Task to complete: Search the records for the word "structured" and report each line that has it.

Provided entries:
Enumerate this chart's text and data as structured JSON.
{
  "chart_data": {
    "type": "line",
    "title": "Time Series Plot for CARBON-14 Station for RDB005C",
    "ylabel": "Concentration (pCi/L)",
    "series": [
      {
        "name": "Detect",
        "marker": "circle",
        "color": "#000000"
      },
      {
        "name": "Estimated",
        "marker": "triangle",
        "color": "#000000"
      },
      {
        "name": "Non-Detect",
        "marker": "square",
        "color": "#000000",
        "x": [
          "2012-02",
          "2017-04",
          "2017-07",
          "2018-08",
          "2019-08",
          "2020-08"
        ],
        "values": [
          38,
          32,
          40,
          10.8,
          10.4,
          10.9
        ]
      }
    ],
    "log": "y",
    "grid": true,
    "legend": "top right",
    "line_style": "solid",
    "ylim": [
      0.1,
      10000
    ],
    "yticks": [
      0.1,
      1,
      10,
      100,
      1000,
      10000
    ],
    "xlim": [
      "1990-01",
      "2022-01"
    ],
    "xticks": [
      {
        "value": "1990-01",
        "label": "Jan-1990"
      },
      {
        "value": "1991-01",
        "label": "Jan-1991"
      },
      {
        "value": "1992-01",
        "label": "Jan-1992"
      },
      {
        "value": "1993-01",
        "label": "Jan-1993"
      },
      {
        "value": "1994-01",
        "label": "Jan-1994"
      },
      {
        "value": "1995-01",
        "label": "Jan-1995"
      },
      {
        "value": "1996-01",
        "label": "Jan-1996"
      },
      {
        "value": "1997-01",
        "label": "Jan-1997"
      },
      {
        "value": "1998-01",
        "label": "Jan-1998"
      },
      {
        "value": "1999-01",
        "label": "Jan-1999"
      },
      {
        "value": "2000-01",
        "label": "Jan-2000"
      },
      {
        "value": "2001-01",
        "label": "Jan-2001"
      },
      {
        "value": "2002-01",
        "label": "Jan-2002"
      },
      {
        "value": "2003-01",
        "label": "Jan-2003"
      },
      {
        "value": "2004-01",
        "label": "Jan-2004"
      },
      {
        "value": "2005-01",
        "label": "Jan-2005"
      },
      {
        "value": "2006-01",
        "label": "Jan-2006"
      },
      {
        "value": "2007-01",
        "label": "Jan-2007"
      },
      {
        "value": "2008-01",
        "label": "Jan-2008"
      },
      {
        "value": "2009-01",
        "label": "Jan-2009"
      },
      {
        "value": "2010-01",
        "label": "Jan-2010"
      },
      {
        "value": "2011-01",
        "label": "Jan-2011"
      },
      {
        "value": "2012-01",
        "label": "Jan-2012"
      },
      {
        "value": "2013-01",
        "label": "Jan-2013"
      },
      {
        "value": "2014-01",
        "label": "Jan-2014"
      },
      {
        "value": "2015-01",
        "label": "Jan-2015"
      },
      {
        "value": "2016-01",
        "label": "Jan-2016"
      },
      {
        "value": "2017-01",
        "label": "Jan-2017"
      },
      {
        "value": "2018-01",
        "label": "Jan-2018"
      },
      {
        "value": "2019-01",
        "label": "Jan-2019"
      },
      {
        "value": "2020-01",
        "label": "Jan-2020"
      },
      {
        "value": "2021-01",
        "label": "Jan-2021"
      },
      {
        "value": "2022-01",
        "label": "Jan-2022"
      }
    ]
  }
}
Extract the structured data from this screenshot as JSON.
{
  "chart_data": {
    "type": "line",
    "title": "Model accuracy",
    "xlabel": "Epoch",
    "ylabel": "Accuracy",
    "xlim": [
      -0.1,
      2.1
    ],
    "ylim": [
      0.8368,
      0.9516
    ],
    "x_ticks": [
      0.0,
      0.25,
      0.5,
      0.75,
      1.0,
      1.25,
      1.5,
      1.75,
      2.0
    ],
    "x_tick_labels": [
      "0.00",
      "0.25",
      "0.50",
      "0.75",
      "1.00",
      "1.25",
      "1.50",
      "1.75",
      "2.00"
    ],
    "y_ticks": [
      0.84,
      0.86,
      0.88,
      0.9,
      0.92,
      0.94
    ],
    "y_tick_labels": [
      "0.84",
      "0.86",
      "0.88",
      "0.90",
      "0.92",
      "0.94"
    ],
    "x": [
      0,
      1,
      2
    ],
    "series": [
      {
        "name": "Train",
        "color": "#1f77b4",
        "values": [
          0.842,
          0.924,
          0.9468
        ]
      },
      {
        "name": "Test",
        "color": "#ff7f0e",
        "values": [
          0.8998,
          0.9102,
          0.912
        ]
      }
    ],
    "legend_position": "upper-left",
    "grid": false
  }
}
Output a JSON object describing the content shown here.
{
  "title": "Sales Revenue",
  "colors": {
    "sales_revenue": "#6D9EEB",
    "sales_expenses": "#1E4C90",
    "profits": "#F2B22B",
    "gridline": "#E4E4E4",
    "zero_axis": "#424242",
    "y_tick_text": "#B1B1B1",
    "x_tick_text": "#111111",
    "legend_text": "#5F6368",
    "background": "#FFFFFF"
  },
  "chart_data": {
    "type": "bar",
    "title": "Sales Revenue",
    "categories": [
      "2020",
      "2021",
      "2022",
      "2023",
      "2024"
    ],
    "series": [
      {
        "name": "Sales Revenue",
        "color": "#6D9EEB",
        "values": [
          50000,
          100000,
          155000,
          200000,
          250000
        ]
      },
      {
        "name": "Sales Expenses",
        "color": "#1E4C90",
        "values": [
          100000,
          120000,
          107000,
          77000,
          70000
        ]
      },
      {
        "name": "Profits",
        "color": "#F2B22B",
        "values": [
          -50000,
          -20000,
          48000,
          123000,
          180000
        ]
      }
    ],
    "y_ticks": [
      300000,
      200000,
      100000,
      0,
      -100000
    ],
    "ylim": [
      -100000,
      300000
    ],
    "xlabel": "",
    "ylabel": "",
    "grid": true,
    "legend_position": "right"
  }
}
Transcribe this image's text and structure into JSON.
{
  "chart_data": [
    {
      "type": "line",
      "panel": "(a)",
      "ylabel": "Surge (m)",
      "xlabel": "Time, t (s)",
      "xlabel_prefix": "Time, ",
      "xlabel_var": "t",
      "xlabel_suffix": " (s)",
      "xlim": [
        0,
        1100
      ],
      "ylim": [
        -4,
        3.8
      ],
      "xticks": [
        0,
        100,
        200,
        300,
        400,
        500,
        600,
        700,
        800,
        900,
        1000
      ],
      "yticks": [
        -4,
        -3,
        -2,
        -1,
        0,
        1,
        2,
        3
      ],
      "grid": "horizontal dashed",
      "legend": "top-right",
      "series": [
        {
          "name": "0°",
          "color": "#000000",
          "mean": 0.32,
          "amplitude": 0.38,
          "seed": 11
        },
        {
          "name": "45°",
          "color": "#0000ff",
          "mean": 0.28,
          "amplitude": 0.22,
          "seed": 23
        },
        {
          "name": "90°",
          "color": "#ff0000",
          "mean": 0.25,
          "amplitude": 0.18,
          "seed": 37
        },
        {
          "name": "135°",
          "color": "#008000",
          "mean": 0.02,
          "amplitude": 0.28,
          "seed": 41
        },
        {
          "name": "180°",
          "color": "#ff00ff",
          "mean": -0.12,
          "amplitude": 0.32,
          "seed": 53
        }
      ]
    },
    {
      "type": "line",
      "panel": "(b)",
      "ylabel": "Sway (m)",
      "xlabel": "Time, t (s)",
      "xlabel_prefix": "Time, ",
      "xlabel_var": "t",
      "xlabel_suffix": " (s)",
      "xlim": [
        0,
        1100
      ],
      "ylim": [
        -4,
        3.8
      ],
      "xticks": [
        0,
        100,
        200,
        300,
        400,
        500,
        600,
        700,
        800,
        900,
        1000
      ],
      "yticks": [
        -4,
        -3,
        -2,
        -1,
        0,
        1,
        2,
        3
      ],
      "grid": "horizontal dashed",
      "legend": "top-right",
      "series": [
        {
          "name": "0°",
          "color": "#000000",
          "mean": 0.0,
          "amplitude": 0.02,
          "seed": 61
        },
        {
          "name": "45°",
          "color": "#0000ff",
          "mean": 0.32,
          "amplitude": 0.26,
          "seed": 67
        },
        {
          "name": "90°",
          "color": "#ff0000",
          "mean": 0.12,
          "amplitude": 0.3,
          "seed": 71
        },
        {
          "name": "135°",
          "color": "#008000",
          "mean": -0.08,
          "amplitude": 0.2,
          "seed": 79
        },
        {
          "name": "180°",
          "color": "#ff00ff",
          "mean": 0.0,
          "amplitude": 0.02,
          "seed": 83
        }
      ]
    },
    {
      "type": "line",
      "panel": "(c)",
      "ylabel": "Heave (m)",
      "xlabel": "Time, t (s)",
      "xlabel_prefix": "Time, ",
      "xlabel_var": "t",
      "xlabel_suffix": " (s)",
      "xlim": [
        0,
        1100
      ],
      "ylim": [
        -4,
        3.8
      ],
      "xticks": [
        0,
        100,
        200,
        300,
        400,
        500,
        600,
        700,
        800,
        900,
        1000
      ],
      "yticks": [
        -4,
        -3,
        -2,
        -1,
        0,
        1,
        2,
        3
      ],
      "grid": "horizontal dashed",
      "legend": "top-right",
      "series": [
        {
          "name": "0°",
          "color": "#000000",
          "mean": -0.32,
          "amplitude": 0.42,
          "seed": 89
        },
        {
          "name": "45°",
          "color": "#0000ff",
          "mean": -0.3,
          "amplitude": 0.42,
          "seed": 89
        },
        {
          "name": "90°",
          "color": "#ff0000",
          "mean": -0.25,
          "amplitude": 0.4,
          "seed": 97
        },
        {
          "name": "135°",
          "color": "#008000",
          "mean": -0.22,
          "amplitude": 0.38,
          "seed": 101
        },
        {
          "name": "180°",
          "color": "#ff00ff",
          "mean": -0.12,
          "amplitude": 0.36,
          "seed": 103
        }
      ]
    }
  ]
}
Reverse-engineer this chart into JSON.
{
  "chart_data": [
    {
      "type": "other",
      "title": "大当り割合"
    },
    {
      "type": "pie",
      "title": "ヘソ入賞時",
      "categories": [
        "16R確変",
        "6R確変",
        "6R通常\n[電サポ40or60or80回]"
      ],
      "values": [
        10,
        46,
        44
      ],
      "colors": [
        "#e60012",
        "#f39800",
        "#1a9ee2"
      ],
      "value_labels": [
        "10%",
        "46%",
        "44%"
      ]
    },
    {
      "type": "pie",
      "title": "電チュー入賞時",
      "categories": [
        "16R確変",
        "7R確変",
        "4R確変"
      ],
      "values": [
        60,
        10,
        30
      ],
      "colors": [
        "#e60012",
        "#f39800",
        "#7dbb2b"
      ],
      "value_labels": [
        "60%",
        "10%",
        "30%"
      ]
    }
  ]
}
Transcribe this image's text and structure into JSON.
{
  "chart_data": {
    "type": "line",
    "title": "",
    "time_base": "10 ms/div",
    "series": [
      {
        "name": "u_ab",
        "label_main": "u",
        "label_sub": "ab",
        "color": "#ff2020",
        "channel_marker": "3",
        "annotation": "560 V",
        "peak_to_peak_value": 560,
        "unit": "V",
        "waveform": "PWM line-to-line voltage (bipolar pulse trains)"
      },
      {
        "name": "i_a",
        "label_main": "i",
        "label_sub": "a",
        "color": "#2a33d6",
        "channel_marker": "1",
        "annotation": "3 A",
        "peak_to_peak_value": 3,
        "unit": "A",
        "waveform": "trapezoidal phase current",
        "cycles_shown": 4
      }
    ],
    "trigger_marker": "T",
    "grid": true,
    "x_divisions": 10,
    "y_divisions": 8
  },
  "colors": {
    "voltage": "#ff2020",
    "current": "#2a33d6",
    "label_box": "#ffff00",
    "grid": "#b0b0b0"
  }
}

Solution to the exercise:
Enumerate this chart's text and data as structured JSON.
Extract the structured data from this screenshot as JSON.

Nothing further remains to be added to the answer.